▶ What to work on
Please write the listing below out again exactly, leaving every picture behind.

>> Begin Given records

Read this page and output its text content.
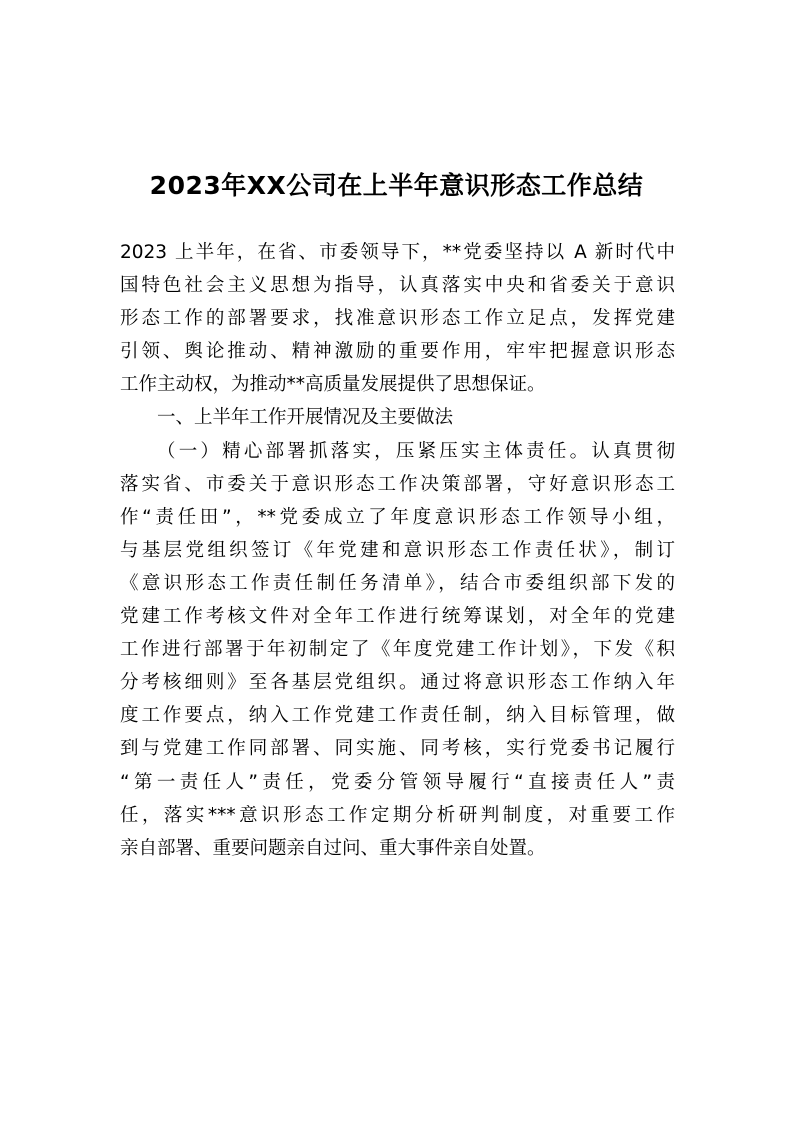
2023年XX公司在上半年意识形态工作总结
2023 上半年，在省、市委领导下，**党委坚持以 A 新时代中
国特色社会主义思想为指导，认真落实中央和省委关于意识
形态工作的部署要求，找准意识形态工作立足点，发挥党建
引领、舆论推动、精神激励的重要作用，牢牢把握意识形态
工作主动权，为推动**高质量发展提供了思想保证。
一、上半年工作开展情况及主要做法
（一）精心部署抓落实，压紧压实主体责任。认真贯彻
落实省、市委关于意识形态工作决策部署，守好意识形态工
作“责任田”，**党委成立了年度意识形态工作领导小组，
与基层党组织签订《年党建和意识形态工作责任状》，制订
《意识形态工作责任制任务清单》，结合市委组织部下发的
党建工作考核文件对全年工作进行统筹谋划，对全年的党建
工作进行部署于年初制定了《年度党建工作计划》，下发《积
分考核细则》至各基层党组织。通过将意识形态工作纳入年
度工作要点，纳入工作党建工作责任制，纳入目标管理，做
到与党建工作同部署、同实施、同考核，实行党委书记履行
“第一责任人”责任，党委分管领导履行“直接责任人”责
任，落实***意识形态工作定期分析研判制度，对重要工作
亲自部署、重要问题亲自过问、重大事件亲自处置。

>> End Given records

▶ Solution below
Read this page and output its text content.
2023年XX公司在上半年意识形态工作总结
2023 上半年，在省、市委领导下，**党委坚持以 A 新时代中
国特色社会主义思想为指导，认真落实中央和省委关于意识
形态工作的部署要求，找准意识形态工作立足点，发挥党建
引领、舆论推动、精神激励的重要作用，牢牢把握意识形态
工作主动权，为推动**高质量发展提供了思想保证。
一、上半年工作开展情况及主要做法
（一）精心部署抓落实，压紧压实主体责任。认真贯彻
落实省、市委关于意识形态工作决策部署，守好意识形态工
作“责任田”，**党委成立了年度意识形态工作领导小组，
与基层党组织签订《年党建和意识形态工作责任状》，制订
《意识形态工作责任制任务清单》，结合市委组织部下发的
党建工作考核文件对全年工作进行统筹谋划，对全年的党建
工作进行部署于年初制定了《年度党建工作计划》，下发《积
分考核细则》至各基层党组织。通过将意识形态工作纳入年
度工作要点，纳入工作党建工作责任制，纳入目标管理，做
到与党建工作同部署、同实施、同考核，实行党委书记履行
“第一责任人”责任，党委分管领导履行“直接责任人”责
任，落实***意识形态工作定期分析研判制度，对重要工作
亲自部署、重要问题亲自过问、重大事件亲自处置。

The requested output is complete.